>> start Records shown

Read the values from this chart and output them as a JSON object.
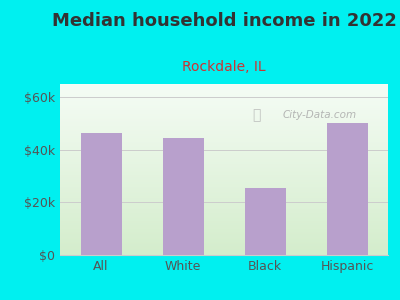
{
  "title": "Median household income in 2022",
  "subtitle": "Rockdale, IL",
  "categories": [
    "All",
    "White",
    "Black",
    "Hispanic"
  ],
  "values": [
    46500,
    44500,
    25500,
    50000
  ],
  "bar_color": "#b8a0cc",
  "ylim": [
    0,
    65000
  ],
  "yticks": [
    0,
    20000,
    40000,
    60000
  ],
  "ytick_labels": [
    "$0",
    "$20k",
    "$40k",
    "$60k"
  ],
  "bg_color": "#00f0f0",
  "plot_bg_top": "#f5fcf5",
  "plot_bg_bottom": "#d4edcc",
  "title_color": "#333333",
  "subtitle_color": "#cc3333",
  "watermark_text": "City-Data.com",
  "watermark_color": "#aaaaaa",
  "title_fontsize": 13,
  "subtitle_fontsize": 10,
  "tick_label_color": "#555555",
  "axis_label_color": "#555555",
  "grid_color": "#cccccc"
}
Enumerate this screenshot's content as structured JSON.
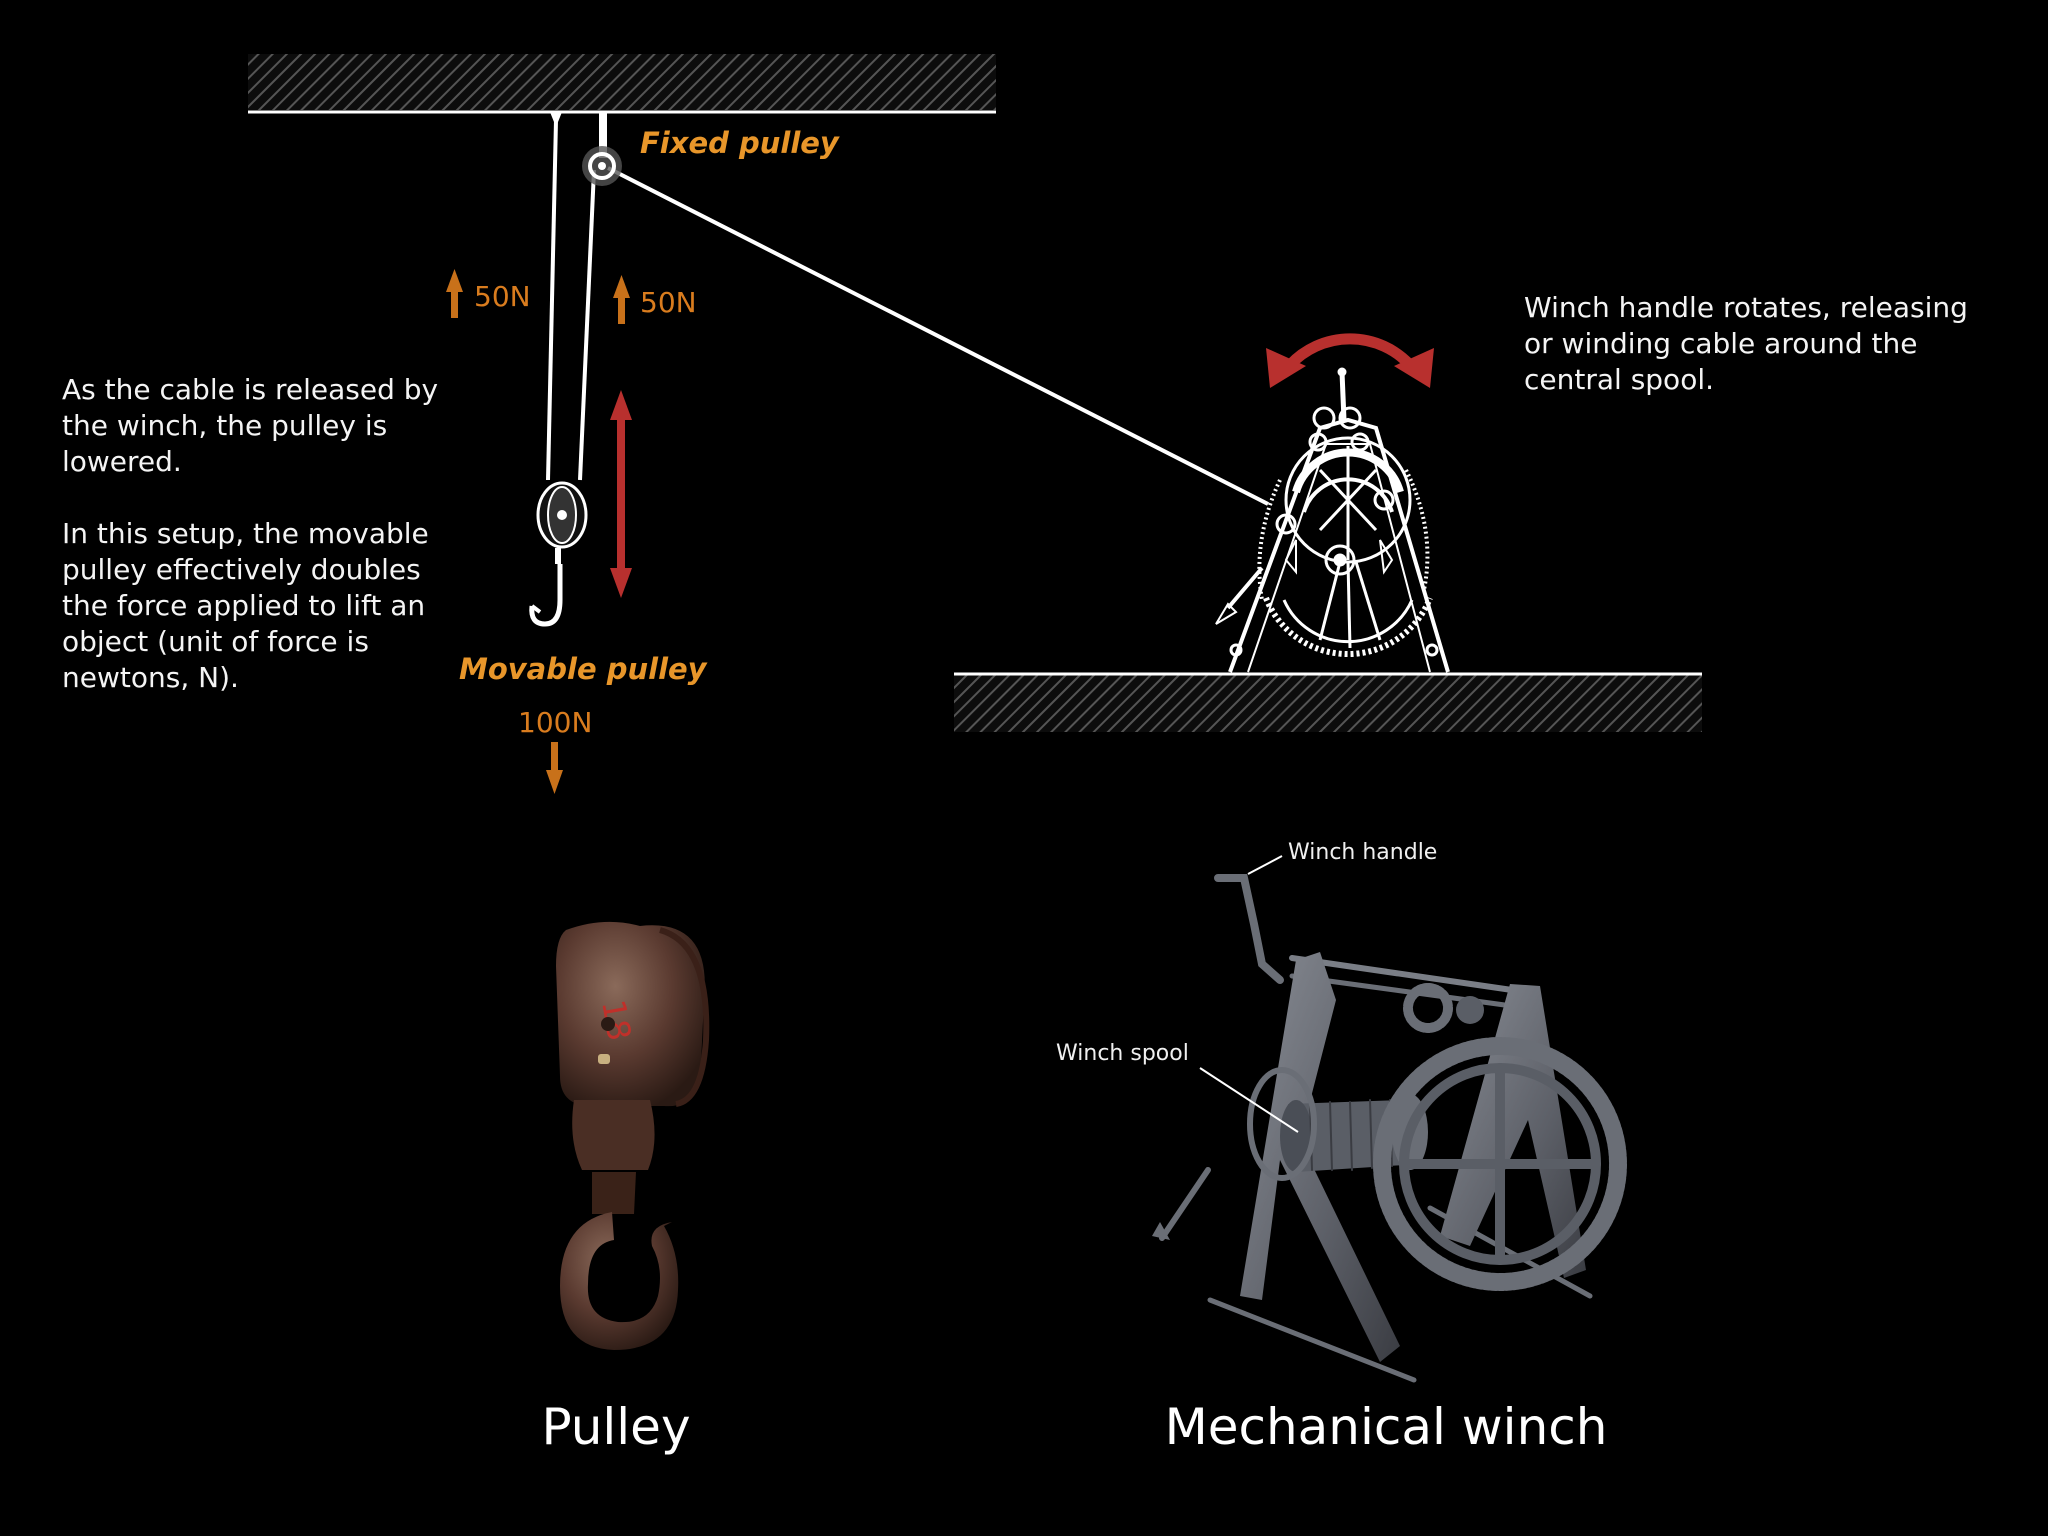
{
  "diagram": {
    "fixed_pulley_label": "Fixed pulley",
    "movable_pulley_label": "Movable pulley",
    "force_left": "50N",
    "force_right": "50N",
    "force_down": "100N",
    "explanation_1": "As the cable is released by the winch, the pulley is lowered.",
    "explanation_2": "In this setup, the movable pulley effectively doubles the force applied to lift an object (unit of force is newtons, N).",
    "winch_note": "Winch handle rotates, releasing or winding cable around the central spool."
  },
  "photos": {
    "winch_handle_label": "Winch handle",
    "winch_spool_label": "Winch spool",
    "pulley_caption": "Pulley",
    "winch_caption": "Mechanical winch"
  },
  "colors": {
    "background": "#000000",
    "label_orange": "#e8962a",
    "force_arrow": "#c8711a",
    "motion_arrow": "#b8302e",
    "line": "#ffffff"
  }
}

>> end Records shown

Goal of the exercise — Your task is to pick out every line with the string "object" and copy it.

Full solution —
Read the values from this chart and output them as a JSON object.
    "explanation_2": "In this setup, the movable pulley effectively doubles the force applied to lift an object (unit of force is newtons, N).",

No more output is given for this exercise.